(Records from a dataset)

-----

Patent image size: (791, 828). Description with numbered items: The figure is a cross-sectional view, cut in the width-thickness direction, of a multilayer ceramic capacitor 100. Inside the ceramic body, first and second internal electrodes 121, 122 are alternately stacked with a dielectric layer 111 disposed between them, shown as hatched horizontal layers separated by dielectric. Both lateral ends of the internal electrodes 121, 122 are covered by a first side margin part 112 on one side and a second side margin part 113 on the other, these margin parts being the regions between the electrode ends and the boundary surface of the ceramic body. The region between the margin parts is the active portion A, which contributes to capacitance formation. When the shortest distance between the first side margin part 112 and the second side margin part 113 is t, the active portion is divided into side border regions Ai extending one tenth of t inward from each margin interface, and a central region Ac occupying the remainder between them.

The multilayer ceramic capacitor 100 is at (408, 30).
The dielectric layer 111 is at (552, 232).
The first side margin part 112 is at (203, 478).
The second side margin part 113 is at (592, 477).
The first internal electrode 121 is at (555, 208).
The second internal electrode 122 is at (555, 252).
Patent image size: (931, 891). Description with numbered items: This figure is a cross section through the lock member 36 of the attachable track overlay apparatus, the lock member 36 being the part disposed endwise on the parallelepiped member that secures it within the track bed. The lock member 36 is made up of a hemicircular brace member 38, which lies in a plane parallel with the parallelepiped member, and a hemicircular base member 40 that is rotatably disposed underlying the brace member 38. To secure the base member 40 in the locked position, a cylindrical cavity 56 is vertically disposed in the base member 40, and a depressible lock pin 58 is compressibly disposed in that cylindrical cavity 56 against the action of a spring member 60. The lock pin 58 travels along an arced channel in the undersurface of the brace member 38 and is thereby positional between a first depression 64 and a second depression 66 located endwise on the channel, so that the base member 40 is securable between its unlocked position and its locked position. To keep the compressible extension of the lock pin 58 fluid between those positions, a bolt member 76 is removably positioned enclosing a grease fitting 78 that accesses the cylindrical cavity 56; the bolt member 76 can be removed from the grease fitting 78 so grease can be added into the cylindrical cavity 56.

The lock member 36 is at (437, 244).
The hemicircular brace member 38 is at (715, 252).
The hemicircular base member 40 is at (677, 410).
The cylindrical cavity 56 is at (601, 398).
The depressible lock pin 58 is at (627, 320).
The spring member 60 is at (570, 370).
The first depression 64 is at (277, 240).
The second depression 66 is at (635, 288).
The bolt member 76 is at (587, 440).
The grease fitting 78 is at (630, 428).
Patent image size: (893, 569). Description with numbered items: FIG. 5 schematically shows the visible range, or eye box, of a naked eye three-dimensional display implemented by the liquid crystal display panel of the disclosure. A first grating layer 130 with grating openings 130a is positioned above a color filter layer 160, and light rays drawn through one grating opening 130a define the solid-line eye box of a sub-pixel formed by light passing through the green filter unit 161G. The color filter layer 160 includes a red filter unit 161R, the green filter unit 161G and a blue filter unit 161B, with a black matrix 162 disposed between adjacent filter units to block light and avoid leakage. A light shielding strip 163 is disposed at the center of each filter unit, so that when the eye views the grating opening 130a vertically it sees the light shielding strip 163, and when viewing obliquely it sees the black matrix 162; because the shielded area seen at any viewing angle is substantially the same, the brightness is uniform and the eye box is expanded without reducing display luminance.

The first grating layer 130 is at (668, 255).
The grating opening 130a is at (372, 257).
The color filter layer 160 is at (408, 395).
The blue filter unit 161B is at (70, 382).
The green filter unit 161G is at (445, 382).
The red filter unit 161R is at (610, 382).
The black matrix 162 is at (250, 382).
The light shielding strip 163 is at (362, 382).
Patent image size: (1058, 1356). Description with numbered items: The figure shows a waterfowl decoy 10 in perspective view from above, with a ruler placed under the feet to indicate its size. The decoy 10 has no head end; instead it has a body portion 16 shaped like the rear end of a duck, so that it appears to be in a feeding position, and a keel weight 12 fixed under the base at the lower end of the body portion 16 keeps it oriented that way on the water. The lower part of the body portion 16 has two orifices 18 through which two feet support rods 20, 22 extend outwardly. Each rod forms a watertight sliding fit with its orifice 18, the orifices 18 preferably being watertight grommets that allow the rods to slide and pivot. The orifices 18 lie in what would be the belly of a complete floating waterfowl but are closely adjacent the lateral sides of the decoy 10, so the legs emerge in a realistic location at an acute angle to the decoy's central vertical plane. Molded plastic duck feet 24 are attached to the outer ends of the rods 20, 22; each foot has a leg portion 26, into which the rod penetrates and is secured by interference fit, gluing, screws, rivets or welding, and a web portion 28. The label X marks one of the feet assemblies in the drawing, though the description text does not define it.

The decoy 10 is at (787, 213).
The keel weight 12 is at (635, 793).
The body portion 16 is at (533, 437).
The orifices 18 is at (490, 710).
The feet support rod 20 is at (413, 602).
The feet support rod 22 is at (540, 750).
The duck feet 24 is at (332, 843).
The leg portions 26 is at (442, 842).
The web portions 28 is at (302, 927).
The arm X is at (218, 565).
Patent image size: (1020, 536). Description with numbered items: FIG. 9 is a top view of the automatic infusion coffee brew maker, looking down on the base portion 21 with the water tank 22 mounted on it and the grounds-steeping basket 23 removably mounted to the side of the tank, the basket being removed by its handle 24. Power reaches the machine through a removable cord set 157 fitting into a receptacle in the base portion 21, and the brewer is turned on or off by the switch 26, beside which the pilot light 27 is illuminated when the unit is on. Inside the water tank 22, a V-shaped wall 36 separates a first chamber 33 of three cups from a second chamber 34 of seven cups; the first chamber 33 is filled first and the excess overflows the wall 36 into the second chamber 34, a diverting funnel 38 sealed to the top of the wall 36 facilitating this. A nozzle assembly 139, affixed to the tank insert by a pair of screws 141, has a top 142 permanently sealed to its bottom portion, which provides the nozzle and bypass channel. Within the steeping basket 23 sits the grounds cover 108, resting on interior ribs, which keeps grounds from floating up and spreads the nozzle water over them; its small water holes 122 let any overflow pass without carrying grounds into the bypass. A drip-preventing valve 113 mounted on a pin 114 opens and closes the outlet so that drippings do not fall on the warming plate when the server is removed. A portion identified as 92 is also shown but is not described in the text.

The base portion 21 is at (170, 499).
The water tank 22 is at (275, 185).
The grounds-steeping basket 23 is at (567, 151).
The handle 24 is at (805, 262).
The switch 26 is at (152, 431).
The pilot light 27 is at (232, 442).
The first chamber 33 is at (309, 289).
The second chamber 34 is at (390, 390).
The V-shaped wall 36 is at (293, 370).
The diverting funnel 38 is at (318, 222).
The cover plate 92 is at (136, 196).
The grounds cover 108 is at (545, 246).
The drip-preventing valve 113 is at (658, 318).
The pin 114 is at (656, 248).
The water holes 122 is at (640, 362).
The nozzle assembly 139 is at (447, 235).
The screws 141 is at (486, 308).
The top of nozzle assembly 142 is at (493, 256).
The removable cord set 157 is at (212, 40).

-----

Please express all of the records above as a Markdown table with the columns Row and Record line, numbering each line and leaving out blank lines.

| Row | Record line |
|---|---|
| 1 | Patent image size: (791, 828). Description with numbered items: The figure is a cross-sectional view, cut in the width-thickness direction, of a multilayer ceramic capacitor 100. Inside the ceramic body, first and second internal electrodes 121, 122 are alternately stacked with a dielectric layer 111 disposed between them, shown as hatched horizontal layers separated by dielectric. Both lateral ends of the internal electrodes 121, 122 are covered by a first side margin part 112 on one side and a second side margin part 113 on the other, these margin parts being the regions between the electrode ends and the boundary surface of the ceramic body. The region between the margin parts is the active portion A, which contributes to capacitance formation. When the shortest distance between the first side margin part 112 and the second side margin part 113 is t, the active portion is divided into side border regions Ai extending one tenth of t inward from each margin interface, and a central region Ac occupying the remainder between them. |
| 2 | The multilayer ceramic capacitor 100 is at (408, 30). |
| 3 | The dielectric layer 111 is at (552, 232). |
| 4 | The first side margin part 112 is at (203, 478). |
| 5 | The second side margin part 113 is at (592, 477). |
| 6 | The first internal electrode 121 is at (555, 208). |
| 7 | The second internal electrode 122 is at (555, 252). |
| 8 | Patent image size: (931, 891). Description with numbered items: This figure is a cross section through the lock member 36 of the attachable track overlay apparatus, the lock member 36 being the part disposed endwise on the parallelepiped member that secures it within the track bed. The lock member 36 is made up of a hemicircular brace member 38, which lies in a plane parallel with the parallelepiped member, and a hemicircular base member 40 that is rotatably disposed underlying the brace member 38. To secure the base member 40 in the locked position, a cylindrical cavity 56 is vertically disposed in the base member 40, and a depressible lock pin 58 is compressibly disposed in that cylindrical cavity 56 against the action of a spring member 60. The lock pin 58 travels along an arced channel in the undersurface of the brace member 38 and is thereby positional between a first depression 64 and a second depression 66 located endwise on the channel, so that the base member 40 is securable between its unlocked position and its locked position. To keep the compressible extension of the lock pin 58 fluid between those positions, a bolt member 76 is removably positioned enclosing a grease fitting 78 that accesses the cylindrical cavity 56; the bolt member 76 can be removed from the grease fitting 78 so grease can be added into the cylindrical cavity 56. |
| 9 | The lock member 36 is at (437, 244). |
| 10 | The hemicircular brace member 38 is at (715, 252). |
| 11 | The hemicircular base member 40 is at (677, 410). |
| 12 | The cylindrical cavity 56 is at (601, 398). |
| 13 | The depressible lock pin 58 is at (627, 320). |
| 14 | The spring member 60 is at (570, 370). |
| 15 | The first depression 64 is at (277, 240). |
| 16 | The second depression 66 is at (635, 288). |
| 17 | The bolt member 76 is at (587, 440). |
| 18 | The grease fitting 78 is at (630, 428). |
| 19 | Patent image size: (893, 569). Description with numbered items: FIG. 5 schematically shows the visible range, or eye box, of a naked eye three-dimensional display implemented by the liquid crystal display panel of the disclosure. A first grating layer 130 with grating openings 130a is positioned above a color filter layer 160, and light rays drawn through one grating opening 130a define the solid-line eye box of a sub-pixel formed by light passing through the green filter unit 161G. The color filter layer 160 includes a red filter unit 161R, the green filter unit 161G and a blue filter unit 161B, with a black matrix 162 disposed between adjacent filter units to block light and avoid leakage. A light shielding strip 163 is disposed at the center of each filter unit, so that when the eye views the grating opening 130a vertically it sees the light shielding strip 163, and when viewing obliquely it sees the black matrix 162; because the shielded area seen at any viewing angle is substantially the same, the brightness is uniform and the eye box is expanded without reducing display luminance. |
| 20 | The first grating layer 130 is at (668, 255). |
| 21 | The grating opening 130a is at (372, 257). |
| 22 | The color filter layer 160 is at (408, 395). |
| 23 | The blue filter unit 161B is at (70, 382). |
| 24 | The green filter unit 161G is at (445, 382). |
| 25 | The red filter unit 161R is at (610, 382). |
| 26 | The black matrix 162 is at (250, 382). |
| 27 | The light shielding strip 163 is at (362, 382). |
| 28 | Patent image size: (1058, 1356). Description with numbered items: The figure shows a waterfowl decoy 10 in perspective view from above, with a ruler placed under the feet to indicate its size. The decoy 10 has no head end; instead it has a body portion 16 shaped like the rear end of a duck, so that it appears to be in a feeding position, and a keel weight 12 fixed under the base at the lower end of the body portion 16 keeps it oriented that way on the water. The lower part of the body portion 16 has two orifices 18 through which two feet support rods 20, 22 extend outwardly. Each rod forms a watertight sliding fit with its orifice 18, the orifices 18 preferably being watertight grommets that allow the rods to slide and pivot. The orifices 18 lie in what would be the belly of a complete floating waterfowl but are closely adjacent the lateral sides of the decoy 10, so the legs emerge in a realistic location at an acute angle to the decoy's central vertical plane. Molded plastic duck feet 24 are attached to the outer ends of the rods 20, 22; each foot has a leg portion 26, into which the rod penetrates and is secured by interference fit, gluing, screws, rivets or welding, and a web portion 28. The label X marks one of the feet assemblies in the drawing, though the description text does not define it. |
| 29 | The decoy 10 is at (787, 213). |
| 30 | The keel weight 12 is at (635, 793). |
| 31 | The body portion 16 is at (533, 437). |
| 32 | The orifices 18 is at (490, 710). |
| 33 | The feet support rod 20 is at (413, 602). |
| 34 | The feet support rod 22 is at (540, 750). |
| 35 | The duck feet 24 is at (332, 843). |
| 36 | The leg portions 26 is at (442, 842). |
| 37 | The web portions 28 is at (302, 927). |
| 38 | The arm X is at (218, 565). |
| 39 | Patent image size: (1020, 536). Description with numbered items: FIG. 9 is a top view of the automatic infusion coffee brew maker, looking down on the base portion 21 with the water tank 22 mounted on it and the grounds-steeping basket 23 removably mounted to the side of the tank, the basket being removed by its handle 24. Power reaches the machine through a removable cord set 157 fitting into a receptacle in the base portion 21, and the brewer is turned on or off by the switch 26, beside which the pilot light 27 is illuminated when the unit is on. Inside the water tank 22, a V-shaped wall 36 separates a first chamber 33 of three cups from a second chamber 34 of seven cups; the first chamber 33 is filled first and the excess overflows the wall 36 into the second chamber 34, a diverting funnel 38 sealed to the top of the wall 36 facilitating this. A nozzle assembly 139, affixed to the tank insert by a pair of screws 141, has a top 142 permanently sealed to its bottom portion, which provides the nozzle and bypass channel. Within the steeping basket 23 sits the grounds cover 108, resting on interior ribs, which keeps grounds from floating up and spreads the nozzle water over them; its small water holes 122 let any overflow pass without carrying grounds into the bypass. A drip-preventing valve 113 mounted on a pin 114 opens and closes the outlet so that drippings do not fall on the warming plate when the server is removed. A portion identified as 92 is also shown but is not described in the text. |
| 40 | The base portion 21 is at (170, 499). |
| 41 | The water tank 22 is at (275, 185). |
| 42 | The grounds-steeping basket 23 is at (567, 151). |
| 43 | The handle 24 is at (805, 262). |
| 44 | The switch 26 is at (152, 431). |
| 45 | The pilot light 27 is at (232, 442). |
| 46 | The first chamber 33 is at (309, 289). |
| 47 | The second chamber 34 is at (390, 390). |
| 48 | The V-shaped wall 36 is at (293, 370). |
| 49 | The diverting funnel 38 is at (318, 222). |
| 50 | The cover plate 92 is at (136, 196). |
| 51 | The grounds cover 108 is at (545, 246). |
| 52 | The drip-preventing valve 113 is at (658, 318). |
| 53 | The pin 114 is at (656, 248). |
| 54 | The water holes 122 is at (640, 362). |
| 55 | The nozzle assembly 139 is at (447, 235). |
| 56 | The screws 141 is at (486, 308). |
| 57 | The top of nozzle assembly 142 is at (493, 256). |
| 58 | The removable cord set 157 is at (212, 40). |